==== Given records ====
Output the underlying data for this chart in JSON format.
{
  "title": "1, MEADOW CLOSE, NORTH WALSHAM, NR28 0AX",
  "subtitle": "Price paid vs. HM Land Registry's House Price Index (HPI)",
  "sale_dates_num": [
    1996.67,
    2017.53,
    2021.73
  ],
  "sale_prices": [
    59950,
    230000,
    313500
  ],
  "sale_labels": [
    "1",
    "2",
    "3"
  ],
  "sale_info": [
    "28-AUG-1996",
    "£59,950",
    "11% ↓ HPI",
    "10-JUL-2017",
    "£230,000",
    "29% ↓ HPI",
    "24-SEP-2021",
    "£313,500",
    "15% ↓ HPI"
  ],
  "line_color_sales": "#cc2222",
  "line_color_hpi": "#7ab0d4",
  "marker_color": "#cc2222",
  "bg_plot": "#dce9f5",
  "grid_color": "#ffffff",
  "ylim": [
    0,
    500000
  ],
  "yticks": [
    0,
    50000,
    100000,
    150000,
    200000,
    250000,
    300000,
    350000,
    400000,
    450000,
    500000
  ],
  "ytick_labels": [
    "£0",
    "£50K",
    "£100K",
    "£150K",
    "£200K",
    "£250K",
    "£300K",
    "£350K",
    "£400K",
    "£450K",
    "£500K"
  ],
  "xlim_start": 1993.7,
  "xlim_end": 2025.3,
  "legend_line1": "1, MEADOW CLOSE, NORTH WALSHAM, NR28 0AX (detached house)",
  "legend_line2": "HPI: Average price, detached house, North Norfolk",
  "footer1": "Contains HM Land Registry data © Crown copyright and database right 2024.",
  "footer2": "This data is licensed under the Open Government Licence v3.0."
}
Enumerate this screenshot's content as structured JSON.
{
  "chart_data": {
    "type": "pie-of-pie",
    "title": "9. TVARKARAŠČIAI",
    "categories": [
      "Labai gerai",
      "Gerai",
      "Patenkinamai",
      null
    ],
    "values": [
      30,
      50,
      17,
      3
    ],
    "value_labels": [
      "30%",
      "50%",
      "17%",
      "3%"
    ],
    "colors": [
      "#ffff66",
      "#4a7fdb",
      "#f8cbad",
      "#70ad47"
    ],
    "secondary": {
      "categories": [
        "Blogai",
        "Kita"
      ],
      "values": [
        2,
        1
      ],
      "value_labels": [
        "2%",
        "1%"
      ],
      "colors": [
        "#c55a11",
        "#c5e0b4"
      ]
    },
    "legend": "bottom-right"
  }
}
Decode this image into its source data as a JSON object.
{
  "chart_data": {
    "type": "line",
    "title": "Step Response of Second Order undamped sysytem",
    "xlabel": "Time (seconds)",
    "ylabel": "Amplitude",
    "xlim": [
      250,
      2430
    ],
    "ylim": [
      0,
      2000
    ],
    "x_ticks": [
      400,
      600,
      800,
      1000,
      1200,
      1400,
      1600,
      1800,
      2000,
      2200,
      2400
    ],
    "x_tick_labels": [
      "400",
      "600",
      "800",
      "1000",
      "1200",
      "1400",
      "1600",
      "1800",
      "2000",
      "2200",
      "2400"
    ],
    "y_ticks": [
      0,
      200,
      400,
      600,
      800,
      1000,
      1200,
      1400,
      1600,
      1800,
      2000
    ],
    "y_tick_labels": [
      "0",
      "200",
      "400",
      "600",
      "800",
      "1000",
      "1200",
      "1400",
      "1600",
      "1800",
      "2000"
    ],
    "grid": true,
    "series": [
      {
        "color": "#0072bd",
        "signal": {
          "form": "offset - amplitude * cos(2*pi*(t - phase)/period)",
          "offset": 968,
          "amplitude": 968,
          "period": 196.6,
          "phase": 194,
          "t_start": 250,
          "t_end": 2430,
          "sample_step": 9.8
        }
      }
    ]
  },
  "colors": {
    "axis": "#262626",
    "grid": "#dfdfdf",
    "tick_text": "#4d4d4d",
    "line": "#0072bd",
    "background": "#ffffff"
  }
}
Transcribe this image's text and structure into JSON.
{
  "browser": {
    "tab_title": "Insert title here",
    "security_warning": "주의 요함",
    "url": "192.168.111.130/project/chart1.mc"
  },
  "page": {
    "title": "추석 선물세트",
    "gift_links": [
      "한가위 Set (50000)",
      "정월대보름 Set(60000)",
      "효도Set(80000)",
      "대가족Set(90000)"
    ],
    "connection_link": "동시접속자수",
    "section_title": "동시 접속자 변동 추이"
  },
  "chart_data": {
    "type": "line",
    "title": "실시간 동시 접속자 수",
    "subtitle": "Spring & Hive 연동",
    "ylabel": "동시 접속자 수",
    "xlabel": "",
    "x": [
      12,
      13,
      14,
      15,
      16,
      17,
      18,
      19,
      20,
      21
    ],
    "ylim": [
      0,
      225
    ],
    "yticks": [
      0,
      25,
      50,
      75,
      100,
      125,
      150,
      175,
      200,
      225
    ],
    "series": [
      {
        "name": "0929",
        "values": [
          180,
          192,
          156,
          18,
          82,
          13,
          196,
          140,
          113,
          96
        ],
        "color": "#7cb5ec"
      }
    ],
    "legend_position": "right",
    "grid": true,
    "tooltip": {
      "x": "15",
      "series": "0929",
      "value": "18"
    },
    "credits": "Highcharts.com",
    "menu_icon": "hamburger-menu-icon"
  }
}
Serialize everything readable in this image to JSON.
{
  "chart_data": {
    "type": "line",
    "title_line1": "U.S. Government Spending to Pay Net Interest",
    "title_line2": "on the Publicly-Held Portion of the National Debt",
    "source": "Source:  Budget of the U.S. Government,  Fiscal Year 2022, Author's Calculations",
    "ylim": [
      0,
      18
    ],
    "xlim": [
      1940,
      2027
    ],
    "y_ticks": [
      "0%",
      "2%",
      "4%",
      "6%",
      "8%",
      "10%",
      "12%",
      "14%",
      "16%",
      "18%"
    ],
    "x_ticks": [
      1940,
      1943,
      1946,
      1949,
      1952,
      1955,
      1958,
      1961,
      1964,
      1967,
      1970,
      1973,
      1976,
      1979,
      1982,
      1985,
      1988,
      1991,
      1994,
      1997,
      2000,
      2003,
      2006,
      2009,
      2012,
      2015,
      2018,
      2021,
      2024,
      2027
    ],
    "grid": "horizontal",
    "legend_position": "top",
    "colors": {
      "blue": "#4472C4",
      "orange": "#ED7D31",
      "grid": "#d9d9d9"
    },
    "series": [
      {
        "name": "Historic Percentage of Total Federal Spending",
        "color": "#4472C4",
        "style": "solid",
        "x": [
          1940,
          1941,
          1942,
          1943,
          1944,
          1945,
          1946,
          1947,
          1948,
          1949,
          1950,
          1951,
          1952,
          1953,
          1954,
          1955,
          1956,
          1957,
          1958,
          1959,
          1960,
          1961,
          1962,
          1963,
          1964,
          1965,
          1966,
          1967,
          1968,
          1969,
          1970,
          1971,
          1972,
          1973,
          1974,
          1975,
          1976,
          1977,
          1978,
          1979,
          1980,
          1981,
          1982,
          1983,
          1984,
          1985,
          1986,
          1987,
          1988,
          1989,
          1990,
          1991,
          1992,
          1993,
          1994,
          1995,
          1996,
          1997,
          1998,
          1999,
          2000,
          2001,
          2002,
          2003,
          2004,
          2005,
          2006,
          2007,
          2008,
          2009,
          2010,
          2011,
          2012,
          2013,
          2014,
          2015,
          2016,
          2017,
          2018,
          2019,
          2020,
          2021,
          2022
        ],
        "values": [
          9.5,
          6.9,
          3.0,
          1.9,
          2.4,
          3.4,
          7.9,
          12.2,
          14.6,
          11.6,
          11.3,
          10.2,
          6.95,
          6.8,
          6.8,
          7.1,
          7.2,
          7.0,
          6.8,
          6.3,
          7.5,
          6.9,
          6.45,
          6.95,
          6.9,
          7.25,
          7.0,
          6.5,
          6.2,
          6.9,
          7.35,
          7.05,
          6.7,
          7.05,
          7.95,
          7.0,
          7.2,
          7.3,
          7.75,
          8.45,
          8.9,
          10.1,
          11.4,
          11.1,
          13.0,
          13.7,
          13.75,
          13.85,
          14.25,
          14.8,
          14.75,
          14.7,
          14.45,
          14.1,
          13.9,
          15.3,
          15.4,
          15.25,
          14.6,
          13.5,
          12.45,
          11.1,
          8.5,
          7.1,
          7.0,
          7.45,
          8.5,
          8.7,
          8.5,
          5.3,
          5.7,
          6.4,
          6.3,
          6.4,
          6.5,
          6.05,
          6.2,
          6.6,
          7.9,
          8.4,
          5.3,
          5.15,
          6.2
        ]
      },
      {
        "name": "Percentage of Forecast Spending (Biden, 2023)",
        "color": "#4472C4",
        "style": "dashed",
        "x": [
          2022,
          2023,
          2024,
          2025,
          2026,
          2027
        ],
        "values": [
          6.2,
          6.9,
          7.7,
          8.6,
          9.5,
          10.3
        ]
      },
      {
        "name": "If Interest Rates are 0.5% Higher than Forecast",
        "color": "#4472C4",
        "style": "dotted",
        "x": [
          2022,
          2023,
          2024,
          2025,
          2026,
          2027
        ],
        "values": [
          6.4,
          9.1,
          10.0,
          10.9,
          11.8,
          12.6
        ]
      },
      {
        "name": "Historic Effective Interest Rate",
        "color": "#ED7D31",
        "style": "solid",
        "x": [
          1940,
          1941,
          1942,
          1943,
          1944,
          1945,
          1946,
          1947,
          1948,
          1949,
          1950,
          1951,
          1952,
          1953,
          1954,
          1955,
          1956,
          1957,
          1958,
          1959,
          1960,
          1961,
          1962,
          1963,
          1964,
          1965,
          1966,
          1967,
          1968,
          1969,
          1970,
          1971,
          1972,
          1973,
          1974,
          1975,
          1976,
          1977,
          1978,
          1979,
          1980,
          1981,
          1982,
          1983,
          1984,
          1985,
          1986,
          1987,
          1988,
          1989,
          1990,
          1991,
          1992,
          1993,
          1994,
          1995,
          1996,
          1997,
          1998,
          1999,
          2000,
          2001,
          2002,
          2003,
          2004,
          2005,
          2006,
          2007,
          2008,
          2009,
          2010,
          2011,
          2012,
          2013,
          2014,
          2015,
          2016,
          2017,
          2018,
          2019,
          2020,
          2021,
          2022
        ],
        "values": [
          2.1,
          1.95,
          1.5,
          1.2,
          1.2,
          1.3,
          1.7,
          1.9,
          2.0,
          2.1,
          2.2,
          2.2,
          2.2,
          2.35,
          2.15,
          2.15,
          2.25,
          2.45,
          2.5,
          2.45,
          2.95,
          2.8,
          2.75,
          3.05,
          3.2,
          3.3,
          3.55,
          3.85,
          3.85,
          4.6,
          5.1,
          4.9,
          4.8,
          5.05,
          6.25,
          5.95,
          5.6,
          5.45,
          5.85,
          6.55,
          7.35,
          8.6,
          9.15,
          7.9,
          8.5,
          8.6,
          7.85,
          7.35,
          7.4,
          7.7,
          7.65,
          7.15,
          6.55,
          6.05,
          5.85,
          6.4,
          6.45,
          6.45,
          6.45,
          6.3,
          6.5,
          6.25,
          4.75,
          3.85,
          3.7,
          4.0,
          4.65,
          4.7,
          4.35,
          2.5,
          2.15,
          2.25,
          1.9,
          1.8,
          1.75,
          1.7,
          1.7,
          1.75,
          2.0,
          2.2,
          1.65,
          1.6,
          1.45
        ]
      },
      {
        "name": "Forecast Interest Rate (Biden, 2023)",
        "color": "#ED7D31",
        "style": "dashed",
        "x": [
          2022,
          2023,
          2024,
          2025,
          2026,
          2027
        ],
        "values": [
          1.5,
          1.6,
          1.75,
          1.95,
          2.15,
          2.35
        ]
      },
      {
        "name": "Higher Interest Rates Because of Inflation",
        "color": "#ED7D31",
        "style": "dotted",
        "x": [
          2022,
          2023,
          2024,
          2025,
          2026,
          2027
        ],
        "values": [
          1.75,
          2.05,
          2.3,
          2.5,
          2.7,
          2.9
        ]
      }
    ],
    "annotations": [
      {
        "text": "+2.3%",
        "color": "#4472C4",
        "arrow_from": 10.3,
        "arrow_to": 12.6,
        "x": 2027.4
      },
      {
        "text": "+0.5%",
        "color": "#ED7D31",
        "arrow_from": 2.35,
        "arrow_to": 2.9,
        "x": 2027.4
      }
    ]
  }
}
====
### Task to complete
List each line holding the string "Spending".

### Answer for the task
    "title_line1": "U.S. Government Spending to Pay Net Interest",
        "name": "Historic Percentage of Total Federal Spending",
        "name": "Percentage of Forecast Spending (Biden, 2023)",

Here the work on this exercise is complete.